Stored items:
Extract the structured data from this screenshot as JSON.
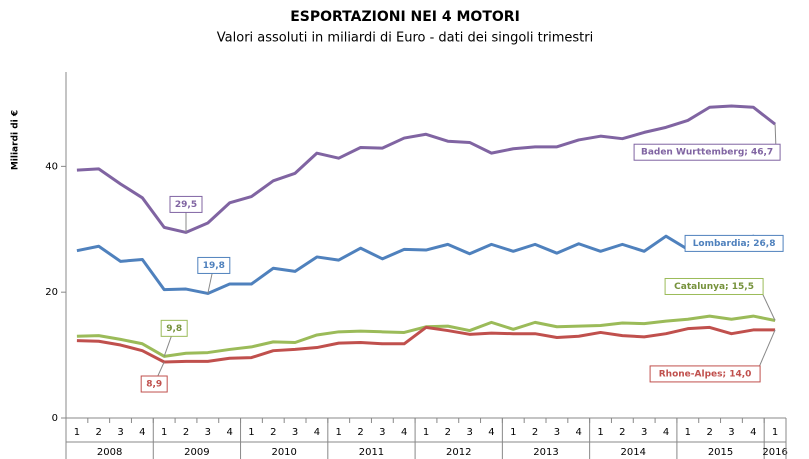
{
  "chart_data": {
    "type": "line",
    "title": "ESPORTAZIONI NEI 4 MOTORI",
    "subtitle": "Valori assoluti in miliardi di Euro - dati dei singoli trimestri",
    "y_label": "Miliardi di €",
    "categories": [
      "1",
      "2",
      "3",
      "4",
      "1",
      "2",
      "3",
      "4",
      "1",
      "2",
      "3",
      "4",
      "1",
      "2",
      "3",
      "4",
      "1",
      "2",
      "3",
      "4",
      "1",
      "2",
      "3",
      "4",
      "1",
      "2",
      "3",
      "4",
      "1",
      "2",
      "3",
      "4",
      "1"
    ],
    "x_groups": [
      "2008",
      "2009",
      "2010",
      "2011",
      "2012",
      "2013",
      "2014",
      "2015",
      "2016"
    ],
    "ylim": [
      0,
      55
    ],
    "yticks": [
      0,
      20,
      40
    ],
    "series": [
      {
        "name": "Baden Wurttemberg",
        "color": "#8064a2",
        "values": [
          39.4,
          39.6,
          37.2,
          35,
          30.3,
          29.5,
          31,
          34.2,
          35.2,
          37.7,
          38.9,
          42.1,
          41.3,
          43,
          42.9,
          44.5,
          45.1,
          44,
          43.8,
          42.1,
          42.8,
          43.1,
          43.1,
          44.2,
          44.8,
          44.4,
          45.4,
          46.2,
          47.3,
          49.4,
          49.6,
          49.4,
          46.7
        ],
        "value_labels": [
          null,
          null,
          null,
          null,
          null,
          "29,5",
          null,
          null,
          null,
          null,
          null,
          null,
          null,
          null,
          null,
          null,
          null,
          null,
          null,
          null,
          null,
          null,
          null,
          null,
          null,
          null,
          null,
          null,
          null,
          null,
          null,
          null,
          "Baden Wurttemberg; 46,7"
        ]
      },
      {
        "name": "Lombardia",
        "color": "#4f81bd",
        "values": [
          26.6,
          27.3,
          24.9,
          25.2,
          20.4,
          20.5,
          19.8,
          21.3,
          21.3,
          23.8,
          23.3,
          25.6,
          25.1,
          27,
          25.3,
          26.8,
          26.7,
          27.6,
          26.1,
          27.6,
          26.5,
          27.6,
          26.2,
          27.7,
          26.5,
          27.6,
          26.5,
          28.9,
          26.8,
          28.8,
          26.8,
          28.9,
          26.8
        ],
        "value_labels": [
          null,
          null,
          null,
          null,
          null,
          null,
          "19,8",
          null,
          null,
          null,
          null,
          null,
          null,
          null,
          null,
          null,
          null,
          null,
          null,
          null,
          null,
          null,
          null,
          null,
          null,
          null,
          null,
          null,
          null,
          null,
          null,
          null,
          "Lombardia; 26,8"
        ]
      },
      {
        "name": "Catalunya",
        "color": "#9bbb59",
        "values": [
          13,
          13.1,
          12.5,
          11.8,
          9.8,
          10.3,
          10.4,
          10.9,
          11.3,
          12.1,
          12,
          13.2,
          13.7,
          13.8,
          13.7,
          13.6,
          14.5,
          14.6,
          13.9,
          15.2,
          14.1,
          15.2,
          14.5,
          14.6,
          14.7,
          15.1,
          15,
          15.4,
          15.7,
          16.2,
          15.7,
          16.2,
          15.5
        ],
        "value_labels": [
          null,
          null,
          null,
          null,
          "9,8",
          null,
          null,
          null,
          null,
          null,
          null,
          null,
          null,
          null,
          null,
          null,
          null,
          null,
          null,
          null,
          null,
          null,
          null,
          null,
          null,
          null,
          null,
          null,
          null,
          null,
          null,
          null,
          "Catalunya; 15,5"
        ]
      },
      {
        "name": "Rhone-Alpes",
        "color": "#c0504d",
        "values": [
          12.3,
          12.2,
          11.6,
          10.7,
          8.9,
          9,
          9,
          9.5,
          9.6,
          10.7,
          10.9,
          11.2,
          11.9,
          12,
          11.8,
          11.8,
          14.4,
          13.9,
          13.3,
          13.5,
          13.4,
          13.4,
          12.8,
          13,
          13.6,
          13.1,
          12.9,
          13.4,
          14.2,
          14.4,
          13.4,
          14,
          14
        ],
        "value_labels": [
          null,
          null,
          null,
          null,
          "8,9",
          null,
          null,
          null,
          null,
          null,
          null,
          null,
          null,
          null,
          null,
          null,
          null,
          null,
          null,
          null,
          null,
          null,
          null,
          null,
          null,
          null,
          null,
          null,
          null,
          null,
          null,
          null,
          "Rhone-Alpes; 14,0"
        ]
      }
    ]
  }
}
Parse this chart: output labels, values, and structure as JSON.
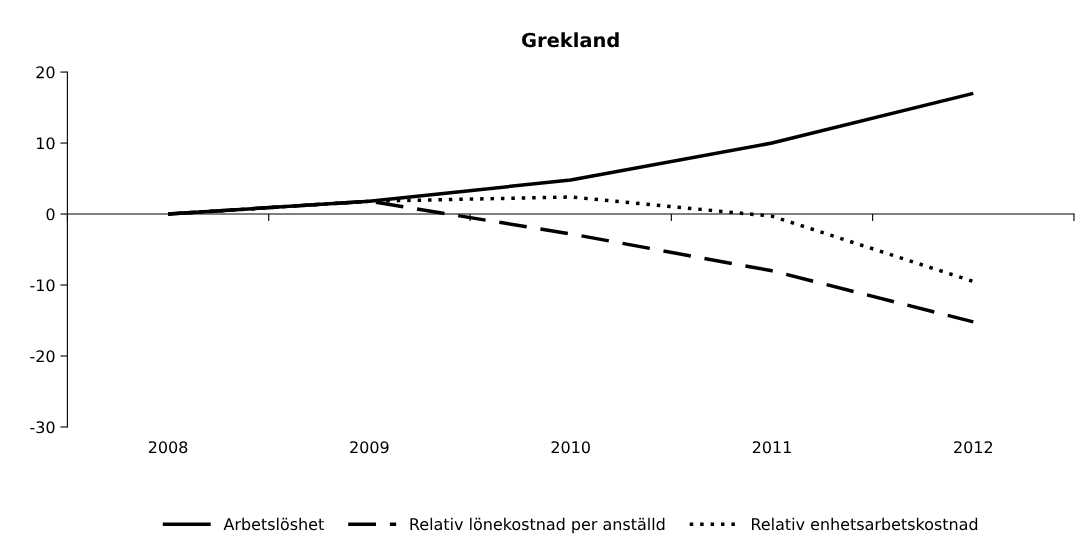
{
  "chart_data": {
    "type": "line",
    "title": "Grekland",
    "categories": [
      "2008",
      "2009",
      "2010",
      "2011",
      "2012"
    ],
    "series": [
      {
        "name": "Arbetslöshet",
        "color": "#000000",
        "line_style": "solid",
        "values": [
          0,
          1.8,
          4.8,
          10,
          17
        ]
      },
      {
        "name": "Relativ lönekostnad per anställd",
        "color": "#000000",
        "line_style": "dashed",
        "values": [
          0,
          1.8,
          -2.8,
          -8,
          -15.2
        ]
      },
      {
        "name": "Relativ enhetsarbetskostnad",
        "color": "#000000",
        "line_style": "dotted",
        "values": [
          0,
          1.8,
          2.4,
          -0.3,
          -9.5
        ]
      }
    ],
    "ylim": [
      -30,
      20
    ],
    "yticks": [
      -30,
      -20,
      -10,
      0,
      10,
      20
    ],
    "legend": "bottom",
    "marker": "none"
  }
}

## What to work on
Drop the images and quote the entries word for word.

## The result
Extract the structured data from this screenshot as JSON.
{
  "chart_data": {
    "type": "line",
    "title": "ESPORTAZIONI NEI 4 MOTORI",
    "subtitle": "Valori assoluti in miliardi di Euro - dati dei singoli trimestri",
    "y_label": "Miliardi di €",
    "categories": [
      "1",
      "2",
      "3",
      "4",
      "1",
      "2",
      "3",
      "4",
      "1",
      "2",
      "3",
      "4",
      "1",
      "2",
      "3",
      "4",
      "1",
      "2",
      "3",
      "4",
      "1",
      "2",
      "3",
      "4",
      "1",
      "2",
      "3",
      "4",
      "1",
      "2",
      "3",
      "4",
      "1"
    ],
    "x_groups": [
      "2008",
      "2009",
      "2010",
      "2011",
      "2012",
      "2013",
      "2014",
      "2015",
      "2016"
    ],
    "ylim": [
      0,
      55
    ],
    "yticks": [
      0,
      20,
      40
    ],
    "series": [
      {
        "name": "Baden Wurttemberg",
        "color": "#8064a2",
        "values": [
          39.4,
          39.6,
          37.2,
          35,
          30.3,
          29.5,
          31,
          34.2,
          35.2,
          37.7,
          38.9,
          42.1,
          41.3,
          43,
          42.9,
          44.5,
          45.1,
          44,
          43.8,
          42.1,
          42.8,
          43.1,
          43.1,
          44.2,
          44.8,
          44.4,
          45.4,
          46.2,
          47.3,
          49.4,
          49.6,
          49.4,
          46.7
        ],
        "value_labels": [
          null,
          null,
          null,
          null,
          null,
          "29,5",
          null,
          null,
          null,
          null,
          null,
          null,
          null,
          null,
          null,
          null,
          null,
          null,
          null,
          null,
          null,
          null,
          null,
          null,
          null,
          null,
          null,
          null,
          null,
          null,
          null,
          null,
          "Baden Wurttemberg; 46,7"
        ]
      },
      {
        "name": "Lombardia",
        "color": "#4f81bd",
        "values": [
          26.6,
          27.3,
          24.9,
          25.2,
          20.4,
          20.5,
          19.8,
          21.3,
          21.3,
          23.8,
          23.3,
          25.6,
          25.1,
          27,
          25.3,
          26.8,
          26.7,
          27.6,
          26.1,
          27.6,
          26.5,
          27.6,
          26.2,
          27.7,
          26.5,
          27.6,
          26.5,
          28.9,
          26.8,
          28.8,
          26.8,
          28.9,
          26.8
        ],
        "value_labels": [
          null,
          null,
          null,
          null,
          null,
          null,
          "19,8",
          null,
          null,
          null,
          null,
          null,
          null,
          null,
          null,
          null,
          null,
          null,
          null,
          null,
          null,
          null,
          null,
          null,
          null,
          null,
          null,
          null,
          null,
          null,
          null,
          null,
          "Lombardia; 26,8"
        ]
      },
      {
        "name": "Catalunya",
        "color": "#9bbb59",
        "values": [
          13,
          13.1,
          12.5,
          11.8,
          9.8,
          10.3,
          10.4,
          10.9,
          11.3,
          12.1,
          12,
          13.2,
          13.7,
          13.8,
          13.7,
          13.6,
          14.5,
          14.6,
          13.9,
          15.2,
          14.1,
          15.2,
          14.5,
          14.6,
          14.7,
          15.1,
          15,
          15.4,
          15.7,
          16.2,
          15.7,
          16.2,
          15.5
        ],
        "value_labels": [
          null,
          null,
          null,
          null,
          "9,8",
          null,
          null,
          null,
          null,
          null,
          null,
          null,
          null,
          null,
          null,
          null,
          null,
          null,
          null,
          null,
          null,
          null,
          null,
          null,
          null,
          null,
          null,
          null,
          null,
          null,
          null,
          null,
          "Catalunya; 15,5"
        ]
      },
      {
        "name": "Rhone-Alpes",
        "color": "#c0504d",
        "values": [
          12.3,
          12.2,
          11.6,
          10.7,
          8.9,
          9,
          9,
          9.5,
          9.6,
          10.7,
          10.9,
          11.2,
          11.9,
          12,
          11.8,
          11.8,
          14.4,
          13.9,
          13.3,
          13.5,
          13.4,
          13.4,
          12.8,
          13,
          13.6,
          13.1,
          12.9,
          13.4,
          14.2,
          14.4,
          13.4,
          14,
          14
        ],
        "value_labels": [
          null,
          null,
          null,
          null,
          "8,9",
          null,
          null,
          null,
          null,
          null,
          null,
          null,
          null,
          null,
          null,
          null,
          null,
          null,
          null,
          null,
          null,
          null,
          null,
          null,
          null,
          null,
          null,
          null,
          null,
          null,
          null,
          null,
          "Rhone-Alpes; 14,0"
        ]
      }
    ]
  }
}
Parse this chart: output labels, values, and structure as JSON.
{
  "chart_data": {
    "type": "line",
    "title": "Grekland",
    "categories": [
      "2008",
      "2009",
      "2010",
      "2011",
      "2012"
    ],
    "series": [
      {
        "name": "Arbetslöshet",
        "color": "#000000",
        "line_style": "solid",
        "values": [
          0,
          1.8,
          4.8,
          10,
          17
        ]
      },
      {
        "name": "Relativ lönekostnad per anställd",
        "color": "#000000",
        "line_style": "dashed",
        "values": [
          0,
          1.8,
          -2.8,
          -8,
          -15.2
        ]
      },
      {
        "name": "Relativ enhetsarbetskostnad",
        "color": "#000000",
        "line_style": "dotted",
        "values": [
          0,
          1.8,
          2.4,
          -0.3,
          -9.5
        ]
      }
    ],
    "ylim": [
      -30,
      20
    ],
    "yticks": [
      -30,
      -20,
      -10,
      0,
      10,
      20
    ],
    "legend": "bottom",
    "marker": "none"
  }
}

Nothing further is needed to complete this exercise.